=== Data supplied ===

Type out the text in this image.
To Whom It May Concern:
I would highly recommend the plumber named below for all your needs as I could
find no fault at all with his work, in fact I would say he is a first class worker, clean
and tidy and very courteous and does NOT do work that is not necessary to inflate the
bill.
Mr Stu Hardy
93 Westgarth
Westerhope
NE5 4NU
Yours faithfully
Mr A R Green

===

• Work instructions
Everything in the listing above should be restated exactly.

• Result of the task
Type out the text in this image.
To Whom It May Concern:
I would highly recommend the plumber named below for all your needs as I could
find no fault at all with his work, in fact I would say he is a first class worker, clean
and tidy and very courteous and does NOT do work that is not necessary to inflate the
bill.
Mr Stu Hardy
93 Westgarth
Westerhope
NE5 4NU
Yours faithfully
Mr A R Green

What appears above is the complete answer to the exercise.